Your answer should be only a number: how many lines include the word "Count".

=====

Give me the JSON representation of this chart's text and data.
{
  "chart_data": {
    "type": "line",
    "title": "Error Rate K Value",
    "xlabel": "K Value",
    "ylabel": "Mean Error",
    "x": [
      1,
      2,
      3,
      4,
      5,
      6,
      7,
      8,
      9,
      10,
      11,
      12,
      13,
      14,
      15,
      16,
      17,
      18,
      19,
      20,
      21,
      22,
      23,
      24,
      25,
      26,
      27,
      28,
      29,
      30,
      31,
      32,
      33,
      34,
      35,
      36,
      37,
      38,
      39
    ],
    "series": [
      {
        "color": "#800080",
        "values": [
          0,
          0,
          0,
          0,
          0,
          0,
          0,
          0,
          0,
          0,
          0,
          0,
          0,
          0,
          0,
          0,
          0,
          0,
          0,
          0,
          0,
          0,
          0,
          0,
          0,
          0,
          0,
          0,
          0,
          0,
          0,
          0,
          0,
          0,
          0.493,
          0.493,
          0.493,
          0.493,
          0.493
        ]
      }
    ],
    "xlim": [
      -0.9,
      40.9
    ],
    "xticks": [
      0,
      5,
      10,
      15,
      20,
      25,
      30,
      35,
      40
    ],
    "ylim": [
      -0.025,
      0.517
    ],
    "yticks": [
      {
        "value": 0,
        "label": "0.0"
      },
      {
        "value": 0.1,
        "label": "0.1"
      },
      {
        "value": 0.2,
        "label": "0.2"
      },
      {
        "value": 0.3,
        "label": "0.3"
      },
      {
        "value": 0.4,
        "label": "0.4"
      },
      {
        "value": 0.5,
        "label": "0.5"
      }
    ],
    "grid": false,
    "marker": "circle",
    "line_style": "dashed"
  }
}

=====

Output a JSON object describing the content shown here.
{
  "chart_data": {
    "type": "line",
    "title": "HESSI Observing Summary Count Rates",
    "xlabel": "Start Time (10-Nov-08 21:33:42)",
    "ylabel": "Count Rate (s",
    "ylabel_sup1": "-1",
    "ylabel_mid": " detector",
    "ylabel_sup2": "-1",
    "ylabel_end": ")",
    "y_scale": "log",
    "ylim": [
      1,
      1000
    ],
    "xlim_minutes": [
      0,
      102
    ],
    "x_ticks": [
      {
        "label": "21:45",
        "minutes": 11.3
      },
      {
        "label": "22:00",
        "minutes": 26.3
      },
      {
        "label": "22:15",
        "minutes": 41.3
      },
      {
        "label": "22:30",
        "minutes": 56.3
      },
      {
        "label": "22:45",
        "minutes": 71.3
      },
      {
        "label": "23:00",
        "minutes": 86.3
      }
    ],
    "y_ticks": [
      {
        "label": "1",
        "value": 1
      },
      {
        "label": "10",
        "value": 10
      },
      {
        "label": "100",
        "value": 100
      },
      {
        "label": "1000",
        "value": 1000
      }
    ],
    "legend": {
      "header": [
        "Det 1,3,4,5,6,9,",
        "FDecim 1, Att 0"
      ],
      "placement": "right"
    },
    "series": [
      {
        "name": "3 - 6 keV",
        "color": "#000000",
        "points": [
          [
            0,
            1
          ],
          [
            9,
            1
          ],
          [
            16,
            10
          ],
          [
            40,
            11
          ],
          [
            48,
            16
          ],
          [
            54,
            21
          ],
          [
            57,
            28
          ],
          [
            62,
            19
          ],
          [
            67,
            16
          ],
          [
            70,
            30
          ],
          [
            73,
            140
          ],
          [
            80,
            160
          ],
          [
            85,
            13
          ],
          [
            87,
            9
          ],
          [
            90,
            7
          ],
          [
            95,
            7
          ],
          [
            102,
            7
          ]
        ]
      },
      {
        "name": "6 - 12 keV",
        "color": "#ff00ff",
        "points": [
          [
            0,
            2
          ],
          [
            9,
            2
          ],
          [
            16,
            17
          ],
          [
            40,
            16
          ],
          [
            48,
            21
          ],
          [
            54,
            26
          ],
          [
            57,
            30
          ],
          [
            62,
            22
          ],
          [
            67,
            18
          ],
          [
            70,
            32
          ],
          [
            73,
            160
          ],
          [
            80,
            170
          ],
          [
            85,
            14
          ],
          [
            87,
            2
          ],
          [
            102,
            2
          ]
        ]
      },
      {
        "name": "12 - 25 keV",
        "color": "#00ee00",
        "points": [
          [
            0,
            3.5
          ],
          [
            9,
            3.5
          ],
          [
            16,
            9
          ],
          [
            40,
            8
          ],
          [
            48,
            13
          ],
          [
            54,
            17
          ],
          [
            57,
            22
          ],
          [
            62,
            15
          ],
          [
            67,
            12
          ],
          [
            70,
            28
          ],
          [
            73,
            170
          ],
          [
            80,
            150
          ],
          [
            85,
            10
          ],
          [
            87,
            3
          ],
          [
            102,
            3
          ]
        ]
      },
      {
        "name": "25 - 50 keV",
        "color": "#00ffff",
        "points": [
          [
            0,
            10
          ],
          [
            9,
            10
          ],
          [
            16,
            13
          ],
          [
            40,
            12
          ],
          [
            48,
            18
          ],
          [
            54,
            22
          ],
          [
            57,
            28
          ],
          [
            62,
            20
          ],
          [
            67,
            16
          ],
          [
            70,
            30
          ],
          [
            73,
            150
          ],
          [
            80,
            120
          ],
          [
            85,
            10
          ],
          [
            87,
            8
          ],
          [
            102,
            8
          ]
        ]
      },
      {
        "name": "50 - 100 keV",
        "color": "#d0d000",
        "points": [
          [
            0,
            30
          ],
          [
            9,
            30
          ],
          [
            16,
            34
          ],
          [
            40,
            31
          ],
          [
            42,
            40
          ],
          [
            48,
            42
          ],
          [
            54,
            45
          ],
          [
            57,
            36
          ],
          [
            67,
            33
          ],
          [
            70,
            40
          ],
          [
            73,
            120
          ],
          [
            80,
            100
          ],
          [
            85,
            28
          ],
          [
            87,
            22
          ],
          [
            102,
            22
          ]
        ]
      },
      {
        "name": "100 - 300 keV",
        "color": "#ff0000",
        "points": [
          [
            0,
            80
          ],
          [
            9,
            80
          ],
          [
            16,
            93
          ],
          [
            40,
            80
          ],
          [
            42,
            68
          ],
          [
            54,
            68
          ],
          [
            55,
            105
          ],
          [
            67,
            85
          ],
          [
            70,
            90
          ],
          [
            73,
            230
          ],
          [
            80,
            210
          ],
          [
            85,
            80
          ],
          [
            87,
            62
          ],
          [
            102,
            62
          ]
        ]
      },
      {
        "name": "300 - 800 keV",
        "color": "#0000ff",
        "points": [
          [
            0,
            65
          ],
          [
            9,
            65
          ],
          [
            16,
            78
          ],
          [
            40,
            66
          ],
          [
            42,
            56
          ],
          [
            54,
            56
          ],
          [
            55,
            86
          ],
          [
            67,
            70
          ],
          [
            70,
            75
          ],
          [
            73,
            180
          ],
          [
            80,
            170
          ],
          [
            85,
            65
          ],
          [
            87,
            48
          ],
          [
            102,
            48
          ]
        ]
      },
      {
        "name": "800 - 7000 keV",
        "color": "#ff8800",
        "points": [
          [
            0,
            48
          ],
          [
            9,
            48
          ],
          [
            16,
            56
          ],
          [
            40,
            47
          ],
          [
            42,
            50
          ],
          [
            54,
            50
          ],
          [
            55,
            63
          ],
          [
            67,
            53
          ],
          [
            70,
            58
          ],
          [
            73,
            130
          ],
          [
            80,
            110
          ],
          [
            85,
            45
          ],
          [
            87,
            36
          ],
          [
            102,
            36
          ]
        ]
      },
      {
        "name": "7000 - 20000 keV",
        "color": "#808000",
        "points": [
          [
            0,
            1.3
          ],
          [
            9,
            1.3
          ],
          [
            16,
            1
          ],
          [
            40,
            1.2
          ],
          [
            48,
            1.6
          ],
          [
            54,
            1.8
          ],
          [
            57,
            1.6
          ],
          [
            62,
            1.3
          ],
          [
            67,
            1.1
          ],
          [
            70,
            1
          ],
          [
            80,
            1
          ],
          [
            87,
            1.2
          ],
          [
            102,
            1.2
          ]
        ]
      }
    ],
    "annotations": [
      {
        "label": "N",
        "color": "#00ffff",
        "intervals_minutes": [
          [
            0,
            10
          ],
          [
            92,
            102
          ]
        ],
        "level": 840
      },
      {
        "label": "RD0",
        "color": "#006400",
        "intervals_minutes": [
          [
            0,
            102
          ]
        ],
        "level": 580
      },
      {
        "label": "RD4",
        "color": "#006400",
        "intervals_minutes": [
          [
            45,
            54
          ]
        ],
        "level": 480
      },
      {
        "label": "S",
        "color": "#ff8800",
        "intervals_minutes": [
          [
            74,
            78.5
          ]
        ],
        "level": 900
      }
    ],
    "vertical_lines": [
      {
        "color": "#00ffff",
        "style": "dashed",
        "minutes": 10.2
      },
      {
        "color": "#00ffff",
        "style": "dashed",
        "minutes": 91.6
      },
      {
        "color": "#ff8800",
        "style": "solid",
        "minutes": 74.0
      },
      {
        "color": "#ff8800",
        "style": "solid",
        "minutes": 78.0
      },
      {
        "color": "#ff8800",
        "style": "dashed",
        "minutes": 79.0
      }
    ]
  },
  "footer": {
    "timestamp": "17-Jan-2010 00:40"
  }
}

=====

-- COMPLETED EXERCISE --
2